**STATED TASK**
All of the lines below are to be transcribed faithfully, with pictures excluded from the copy.

Data excerpts:
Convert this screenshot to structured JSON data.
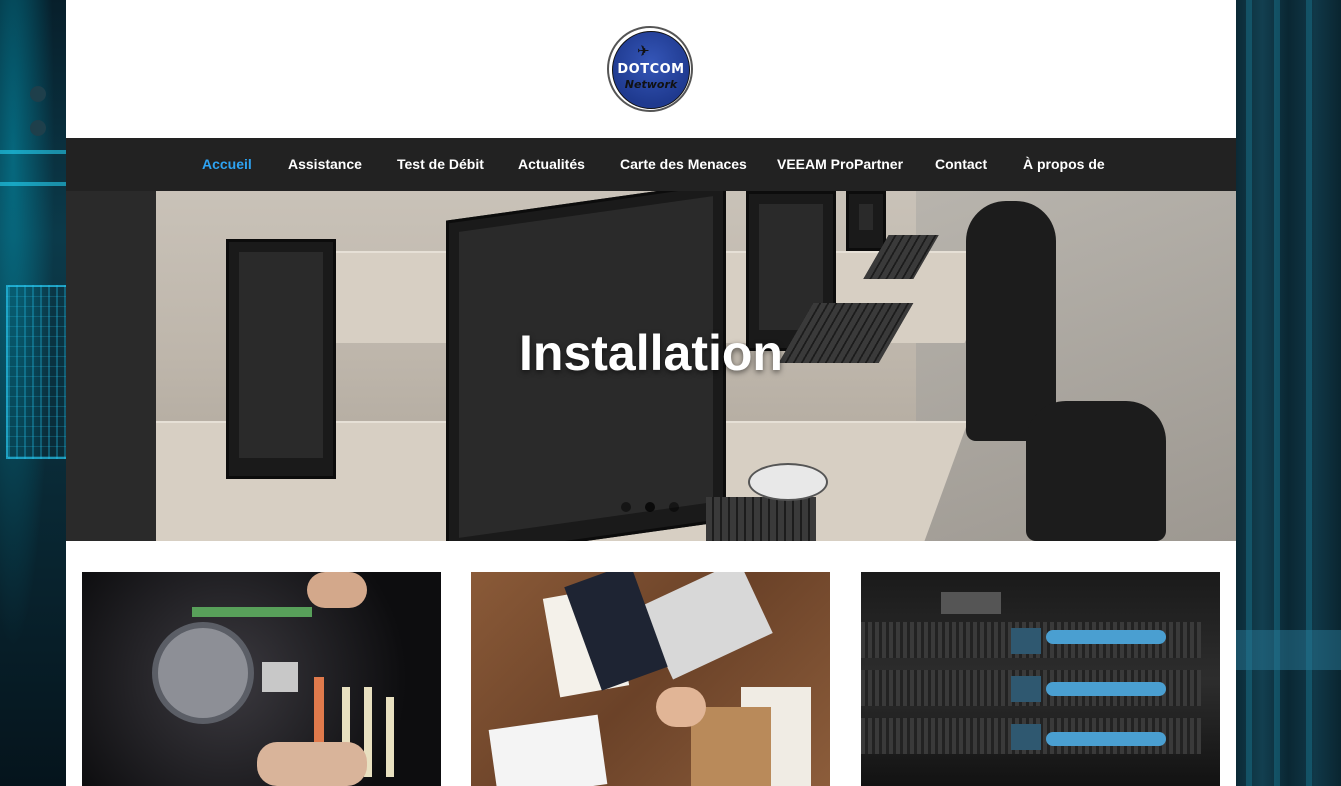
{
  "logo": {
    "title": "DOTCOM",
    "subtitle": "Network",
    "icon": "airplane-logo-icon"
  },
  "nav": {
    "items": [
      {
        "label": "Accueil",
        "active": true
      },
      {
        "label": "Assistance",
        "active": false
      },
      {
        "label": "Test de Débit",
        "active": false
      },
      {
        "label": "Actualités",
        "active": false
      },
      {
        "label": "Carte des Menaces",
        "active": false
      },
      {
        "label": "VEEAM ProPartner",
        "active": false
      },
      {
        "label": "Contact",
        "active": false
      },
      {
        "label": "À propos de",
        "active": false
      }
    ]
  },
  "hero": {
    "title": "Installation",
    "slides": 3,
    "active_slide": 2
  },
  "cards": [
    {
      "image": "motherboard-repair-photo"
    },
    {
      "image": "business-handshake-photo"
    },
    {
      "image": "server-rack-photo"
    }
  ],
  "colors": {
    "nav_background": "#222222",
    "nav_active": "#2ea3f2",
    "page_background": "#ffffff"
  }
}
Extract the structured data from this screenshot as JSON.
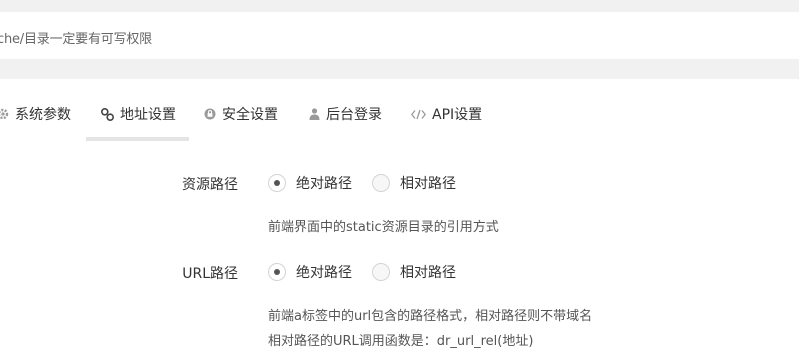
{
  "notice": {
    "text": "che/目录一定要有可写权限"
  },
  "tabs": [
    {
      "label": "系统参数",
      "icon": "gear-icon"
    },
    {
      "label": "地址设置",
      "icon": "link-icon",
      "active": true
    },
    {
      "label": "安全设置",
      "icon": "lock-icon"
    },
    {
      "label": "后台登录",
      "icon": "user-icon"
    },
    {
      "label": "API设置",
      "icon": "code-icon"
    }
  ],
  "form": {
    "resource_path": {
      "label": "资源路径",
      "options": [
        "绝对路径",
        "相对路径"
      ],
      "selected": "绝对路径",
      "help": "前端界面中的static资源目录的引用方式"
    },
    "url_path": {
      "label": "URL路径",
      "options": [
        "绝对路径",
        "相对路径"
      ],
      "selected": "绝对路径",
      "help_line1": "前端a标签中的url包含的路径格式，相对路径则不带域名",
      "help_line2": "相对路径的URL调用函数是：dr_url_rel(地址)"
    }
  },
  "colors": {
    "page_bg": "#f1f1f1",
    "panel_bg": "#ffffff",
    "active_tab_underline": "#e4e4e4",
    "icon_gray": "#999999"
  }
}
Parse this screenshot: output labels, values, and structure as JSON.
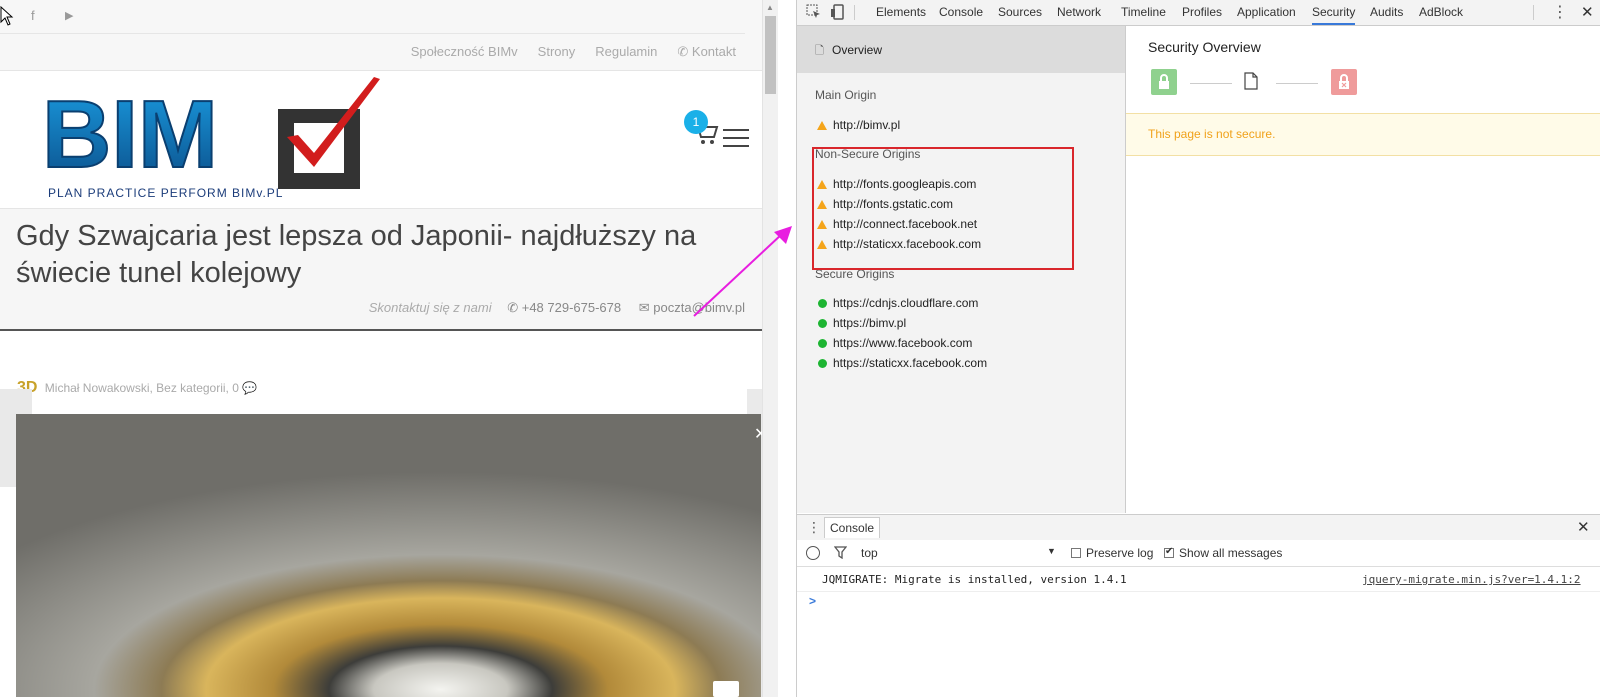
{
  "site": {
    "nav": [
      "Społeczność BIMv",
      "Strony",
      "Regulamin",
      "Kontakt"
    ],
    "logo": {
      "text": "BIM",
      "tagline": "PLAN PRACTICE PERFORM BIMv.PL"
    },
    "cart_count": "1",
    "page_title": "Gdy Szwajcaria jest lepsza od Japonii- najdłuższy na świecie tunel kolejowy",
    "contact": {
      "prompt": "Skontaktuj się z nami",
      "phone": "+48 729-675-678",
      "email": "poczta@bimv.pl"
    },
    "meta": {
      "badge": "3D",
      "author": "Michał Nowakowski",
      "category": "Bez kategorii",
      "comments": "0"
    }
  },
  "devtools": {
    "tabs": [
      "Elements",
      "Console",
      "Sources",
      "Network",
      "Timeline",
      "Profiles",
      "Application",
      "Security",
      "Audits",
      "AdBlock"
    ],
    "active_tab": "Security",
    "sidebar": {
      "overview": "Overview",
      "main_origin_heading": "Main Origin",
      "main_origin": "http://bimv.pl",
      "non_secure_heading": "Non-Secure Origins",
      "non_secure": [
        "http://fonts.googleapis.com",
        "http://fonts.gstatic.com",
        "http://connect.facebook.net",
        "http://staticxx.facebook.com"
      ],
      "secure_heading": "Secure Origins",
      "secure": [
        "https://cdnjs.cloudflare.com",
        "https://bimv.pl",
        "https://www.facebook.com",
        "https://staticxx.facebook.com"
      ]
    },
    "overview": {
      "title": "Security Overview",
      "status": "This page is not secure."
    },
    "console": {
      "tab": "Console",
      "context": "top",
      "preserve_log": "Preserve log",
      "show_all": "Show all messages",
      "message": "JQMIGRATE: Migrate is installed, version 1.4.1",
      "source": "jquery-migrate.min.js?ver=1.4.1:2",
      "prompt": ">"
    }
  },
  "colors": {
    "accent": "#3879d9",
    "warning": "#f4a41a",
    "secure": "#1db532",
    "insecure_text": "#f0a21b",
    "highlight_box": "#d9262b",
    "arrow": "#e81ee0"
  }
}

**RESPONSE FOR THIS EXERCISE**
Convert this screenshot to structured JSON data.
{
  "logo": {
    "title": "DOTCOM",
    "subtitle": "Network",
    "icon": "airplane-logo-icon"
  },
  "nav": {
    "items": [
      {
        "label": "Accueil",
        "active": true
      },
      {
        "label": "Assistance",
        "active": false
      },
      {
        "label": "Test de Débit",
        "active": false
      },
      {
        "label": "Actualités",
        "active": false
      },
      {
        "label": "Carte des Menaces",
        "active": false
      },
      {
        "label": "VEEAM ProPartner",
        "active": false
      },
      {
        "label": "Contact",
        "active": false
      },
      {
        "label": "À propos de",
        "active": false
      }
    ]
  },
  "hero": {
    "title": "Installation",
    "slides": 3,
    "active_slide": 2
  },
  "cards": [
    {
      "image": "motherboard-repair-photo"
    },
    {
      "image": "business-handshake-photo"
    },
    {
      "image": "server-rack-photo"
    }
  ],
  "colors": {
    "nav_background": "#222222",
    "nav_active": "#2ea3f2",
    "page_background": "#ffffff"
  }
}
Extract the structured data from this screenshot as JSON.
{
  "notice": {
    "text": "che/目录一定要有可写权限"
  },
  "tabs": [
    {
      "label": "系统参数",
      "icon": "gear-icon"
    },
    {
      "label": "地址设置",
      "icon": "link-icon",
      "active": true
    },
    {
      "label": "安全设置",
      "icon": "lock-icon"
    },
    {
      "label": "后台登录",
      "icon": "user-icon"
    },
    {
      "label": "API设置",
      "icon": "code-icon"
    }
  ],
  "form": {
    "resource_path": {
      "label": "资源路径",
      "options": [
        "绝对路径",
        "相对路径"
      ],
      "selected": "绝对路径",
      "help": "前端界面中的static资源目录的引用方式"
    },
    "url_path": {
      "label": "URL路径",
      "options": [
        "绝对路径",
        "相对路径"
      ],
      "selected": "绝对路径",
      "help_line1": "前端a标签中的url包含的路径格式，相对路径则不带域名",
      "help_line2": "相对路径的URL调用函数是：dr_url_rel(地址)"
    }
  },
  "colors": {
    "page_bg": "#f1f1f1",
    "panel_bg": "#ffffff",
    "active_tab_underline": "#e4e4e4",
    "icon_gray": "#999999"
  }
}
Parse this screenshot: output labels, values, and structure as JSON.
{
  "site": {
    "nav": [
      "Społeczność BIMv",
      "Strony",
      "Regulamin",
      "Kontakt"
    ],
    "logo": {
      "text": "BIM",
      "tagline": "PLAN PRACTICE PERFORM BIMv.PL"
    },
    "cart_count": "1",
    "page_title": "Gdy Szwajcaria jest lepsza od Japonii- najdłuższy na świecie tunel kolejowy",
    "contact": {
      "prompt": "Skontaktuj się z nami",
      "phone": "+48 729-675-678",
      "email": "poczta@bimv.pl"
    },
    "meta": {
      "badge": "3D",
      "author": "Michał Nowakowski",
      "category": "Bez kategorii",
      "comments": "0"
    }
  },
  "devtools": {
    "tabs": [
      "Elements",
      "Console",
      "Sources",
      "Network",
      "Timeline",
      "Profiles",
      "Application",
      "Security",
      "Audits",
      "AdBlock"
    ],
    "active_tab": "Security",
    "sidebar": {
      "overview": "Overview",
      "main_origin_heading": "Main Origin",
      "main_origin": "http://bimv.pl",
      "non_secure_heading": "Non-Secure Origins",
      "non_secure": [
        "http://fonts.googleapis.com",
        "http://fonts.gstatic.com",
        "http://connect.facebook.net",
        "http://staticxx.facebook.com"
      ],
      "secure_heading": "Secure Origins",
      "secure": [
        "https://cdnjs.cloudflare.com",
        "https://bimv.pl",
        "https://www.facebook.com",
        "https://staticxx.facebook.com"
      ]
    },
    "overview": {
      "title": "Security Overview",
      "status": "This page is not secure."
    },
    "console": {
      "tab": "Console",
      "context": "top",
      "preserve_log": "Preserve log",
      "show_all": "Show all messages",
      "message": "JQMIGRATE: Migrate is installed, version 1.4.1",
      "source": "jquery-migrate.min.js?ver=1.4.1:2",
      "prompt": ">"
    }
  },
  "colors": {
    "accent": "#3879d9",
    "warning": "#f4a41a",
    "secure": "#1db532",
    "insecure_text": "#f0a21b",
    "highlight_box": "#d9262b",
    "arrow": "#e81ee0"
  }
}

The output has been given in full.